(Stored entries)
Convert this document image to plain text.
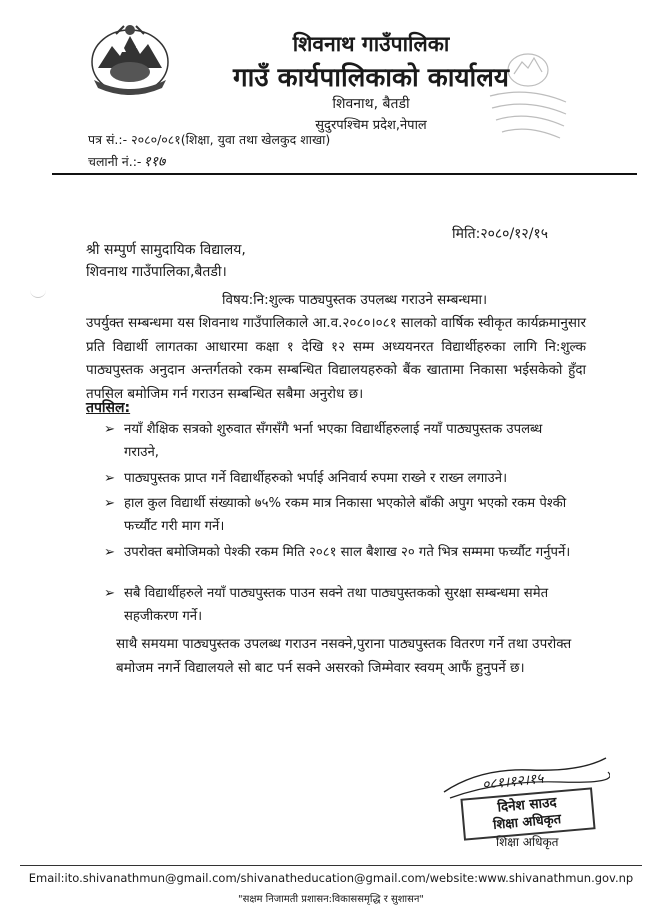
शिवनाथ गाउँपालिका
गाउँ कार्यपालिकाको कार्यालय
शिवनाथ, बैतडी
सुदुरपश्चिम प्रदेश,नेपाल
पत्र सं.:- २०८०/०८१(शिक्षा, युवा तथा खेलकुद शाखा)
चलानी नं.:- ११७
मिति:२०८०/१२/१५
श्री सम्पुर्ण सामुदायिक विद्यालय,
शिवनाथ गाउँपालिका,बैतडी।
विषय:नि:शुल्क पाठ्यपुस्तक उपलब्ध गराउने सम्बन्धमा।
उपर्युक्त सम्बन्धमा यस शिवनाथ गाउँपालिकाले आ.व.२०८०।०८१ सालको वार्षिक स्वीकृत कार्यक्रमानुसार प्रति विद्यार्थी लागतका आधारमा कक्षा १ देखि १२ सम्म अध्ययनरत विद्यार्थीहरुका लागि नि:शुल्क पाठ्यपुस्तक अनुदान अन्तर्गतको रकम सम्बन्धित विद्यालयहरुको बैंक खातामा निकासा भईसकेको हुँदा तपसिल बमोजिम गर्न गराउन सम्बन्धित सबैमा अनुरोध छ।
तपसिल:
➢ नयाँ शैक्षिक सत्रको शुरुवात सँगसँगै भर्ना भएका विद्यार्थीहरुलाई नयाँ पाठ्यपुस्तक उपलब्ध गराउने,
➢ पाठ्यपुस्तक प्राप्त गर्ने विद्यार्थीहरुको भर्पाई अनिवार्य रुपमा राख्ने र राख्न लगाउने।
➢ हाल कुल विद्यार्थी संख्याको ७५% रकम मात्र निकासा भएकोले बाँकी अपुग भएको रकम पेश्की फर्च्यौट गरी माग गर्ने।
➢ उपरोक्त बमोजिमको पेश्की रकम मिति २०८१ साल बैशाख २० गते भित्र सम्ममा फर्च्यौट गर्नुपर्ने।
➢ सबै विद्यार्थीहरुले नयाँ पाठ्यपुस्तक पाउन सक्ने तथा पाठ्यपुस्तकको सुरक्षा सम्बन्धमा समेत सहजीकरण गर्ने।
साथै समयमा पाठ्यपुस्तक उपलब्ध गराउन नसक्ने,पुराना पाठ्यपुस्तक वितरण गर्ने तथा उपरोक्त बमोजम नगर्ने विद्यालयले सो बाट पर्न सक्ने असरको जिम्मेवार स्वयम् आफैं हुनुपर्ने छ।
०८१।१२।१५
दिनेश साउद
शिक्षा अधिकृत
शिक्षा अधिकृत
Email:ito.shivanathmun@gmail.com/shivanatheducation@gmail.com/website:www.shivanathmun.gov.np
"सक्षम निजामती प्रशासन:विकाससमृद्धि र सुशासन"
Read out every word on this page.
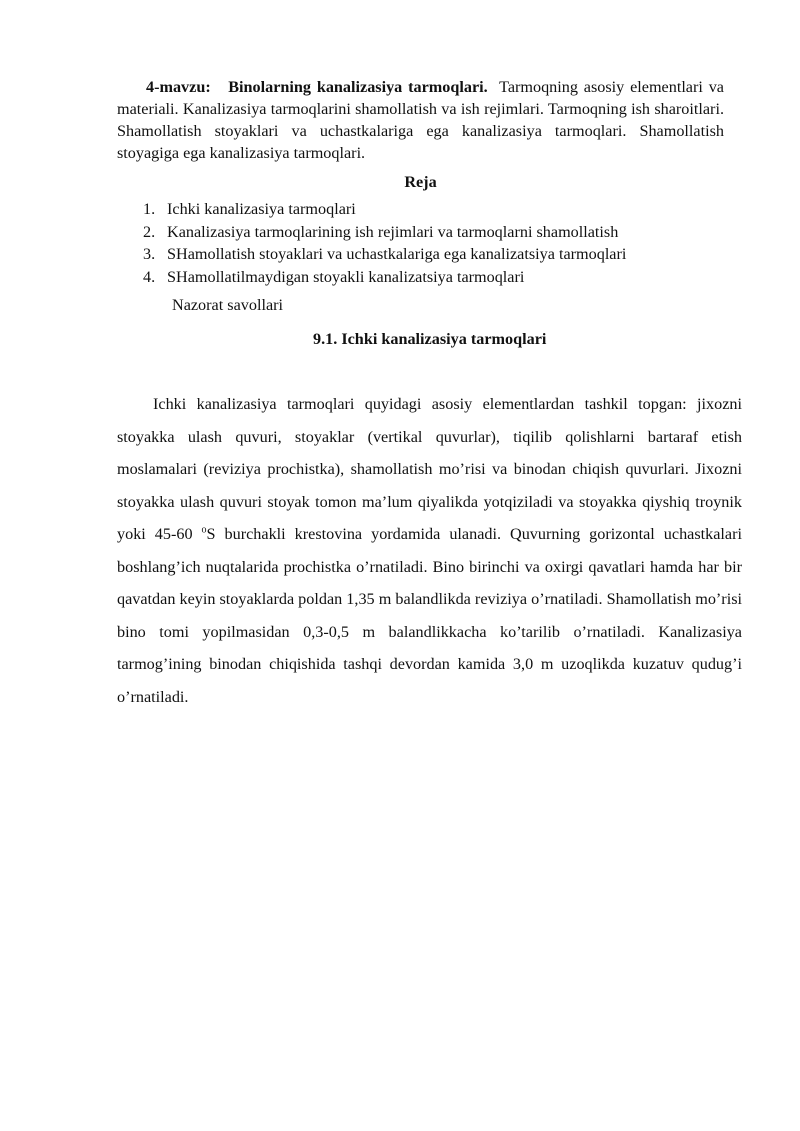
4-mavzu: Binolarning kanalizasiya tarmoqlari. Tarmoqning asosiy elementlari va materiali. Kanalizasiya tarmoqlarini shamollatish va ish rejimlari. Tarmoqning ish sharoitlari. Shamollatish stoyaklari va uchastkalariga ega kanalizasiya tarmoqlari. Shamollatish stoyagiga ega kanalizasiya tarmoqlari.

Reja
1. Ichki kanalizasiya tarmoqlari
2. Kanalizasiya tarmoqlarining ish rejimlari va tarmoqlarni shamollatish
3. SHamollatish stoyaklari va uchastkalariga ega kanalizatsiya tarmoqlari
4. SHamollatilmaydigan stoyakli kanalizatsiya tarmoqlari
Nazorat savollari
9.1. Ichki kanalizasiya tarmoqlari

Ichki kanalizasiya tarmoqlari quyidagi asosiy elementlardan tashkil topgan: jixozni stoyakka ulash quvuri, stoyaklar (vertikal quvurlar), tiqilib qolishlarni bartaraf etish moslamalari (reviziya prochistka), shamollatish mo’risi va binodan chiqish quvurlari. Jixozni stoyakka ulash quvuri stoyak tomon ma’lum qiyalikda yotqiziladi va stoyakka qiyshiq troynik yoki 45-60 $^o$S burchakli krestovina yordamida ulanadi. Quvurning gorizontal uchastkalari boshlang’ich nuqtalarida prochistka o’rnatiladi. Bino birinchi va oxirgi qavatlari hamda har bir qavatdan keyin stoyaklarda poldan 1,35 m balandlikda reviziya o’rnatiladi. Shamollatish mo’risi bino tomi yopilmasidan 0,3-0,5 m balandlikkacha ko’tarilib o’rnatiladi. Kanalizasiya tarmog’ining binodan chiqishida tashqi devordan kamida 3,0 m uzoqlikda kuzatuv qudug’i o’rnatiladi.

WHAT TO WORK ON —
Make an exact copy of the whole listing, but don't bring over any pictures.

ANSWER TO THIS TASK —
Convert this document image to plain text.
शिवनाथ गाउँपालिका
गाउँ कार्यपालिकाको कार्यालय
शिवनाथ, बैतडी
सुदुरपश्चिम प्रदेश,नेपाल
पत्र सं.:- २०८०/०८१(शिक्षा, युवा तथा खेलकुद शाखा)
चलानी नं.:- ११७
मिति:२०८०/१२/१५
श्री सम्पुर्ण सामुदायिक विद्यालय,
शिवनाथ गाउँपालिका,बैतडी।
विषय:नि:शुल्क पाठ्यपुस्तक उपलब्ध गराउने सम्बन्धमा।
उपर्युक्त सम्बन्धमा यस शिवनाथ गाउँपालिकाले आ.व.२०८०।०८१ सालको वार्षिक स्वीकृत कार्यक्रमानुसार प्रति विद्यार्थी लागतका आधारमा कक्षा १ देखि १२ सम्म अध्ययनरत विद्यार्थीहरुका लागि नि:शुल्क पाठ्यपुस्तक अनुदान अन्तर्गतको रकम सम्बन्धित विद्यालयहरुको बैंक खातामा निकासा भईसकेको हुँदा तपसिल बमोजिम गर्न गराउन सम्बन्धित सबैमा अनुरोध छ।
तपसिल:
➢ नयाँ शैक्षिक सत्रको शुरुवात सँगसँगै भर्ना भएका विद्यार्थीहरुलाई नयाँ पाठ्यपुस्तक उपलब्ध गराउने,
➢ पाठ्यपुस्तक प्राप्त गर्ने विद्यार्थीहरुको भर्पाई अनिवार्य रुपमा राख्ने र राख्न लगाउने।
➢ हाल कुल विद्यार्थी संख्याको ७५% रकम मात्र निकासा भएकोले बाँकी अपुग भएको रकम पेश्की फर्च्यौट गरी माग गर्ने।
➢ उपरोक्त बमोजिमको पेश्की रकम मिति २०८१ साल बैशाख २० गते भित्र सम्ममा फर्च्यौट गर्नुपर्ने।
➢ सबै विद्यार्थीहरुले नयाँ पाठ्यपुस्तक पाउन सक्ने तथा पाठ्यपुस्तकको सुरक्षा सम्बन्धमा समेत सहजीकरण गर्ने।
साथै समयमा पाठ्यपुस्तक उपलब्ध गराउन नसक्ने,पुराना पाठ्यपुस्तक वितरण गर्ने तथा उपरोक्त बमोजम नगर्ने विद्यालयले सो बाट पर्न सक्ने असरको जिम्मेवार स्वयम् आफैं हुनुपर्ने छ।
०८१।१२।१५
दिनेश साउद
शिक्षा अधिकृत
शिक्षा अधिकृत
Email:ito.shivanathmun@gmail.com/shivanatheducation@gmail.com/website:www.shivanathmun.gov.np
"सक्षम निजामती प्रशासन:विकाससमृद्धि र सुशासन"
Read out every word on this page.
4-mavzu: Binolarning kanalizasiya tarmoqlari. Tarmoqning asosiy elementlari va materiali. Kanalizasiya tarmoqlarini shamollatish va ish rejimlari. Tarmoqning ish sharoitlari. Shamollatish stoyaklari va uchastkalariga ega kanalizasiya tarmoqlari. Shamollatish stoyagiga ega kanalizasiya tarmoqlari.

Reja
1. Ichki kanalizasiya tarmoqlari
2. Kanalizasiya tarmoqlarining ish rejimlari va tarmoqlarni shamollatish
3. SHamollatish stoyaklari va uchastkalariga ega kanalizatsiya tarmoqlari
4. SHamollatilmaydigan stoyakli kanalizatsiya tarmoqlari
Nazorat savollari
9.1. Ichki kanalizasiya tarmoqlari

Ichki kanalizasiya tarmoqlari quyidagi asosiy elementlardan tashkil topgan: jixozni stoyakka ulash quvuri, stoyaklar (vertikal quvurlar), tiqilib qolishlarni bartaraf etish moslamalari (reviziya prochistka), shamollatish mo’risi va binodan chiqish quvurlari. Jixozni stoyakka ulash quvuri stoyak tomon ma’lum qiyalikda yotqiziladi va stoyakka qiyshiq troynik yoki 45-60 $^o$S burchakli krestovina yordamida ulanadi. Quvurning gorizontal uchastkalari boshlang’ich nuqtalarida prochistka o’rnatiladi. Bino birinchi va oxirgi qavatlari hamda har bir qavatdan keyin stoyaklarda poldan 1,35 m balandlikda reviziya o’rnatiladi. Shamollatish mo’risi bino tomi yopilmasidan 0,3-0,5 m balandlikkacha ko’tarilib o’rnatiladi. Kanalizasiya tarmog’ining binodan chiqishida tashqi devordan kamida 3,0 m uzoqlikda kuzatuv qudug’i o’rnatiladi.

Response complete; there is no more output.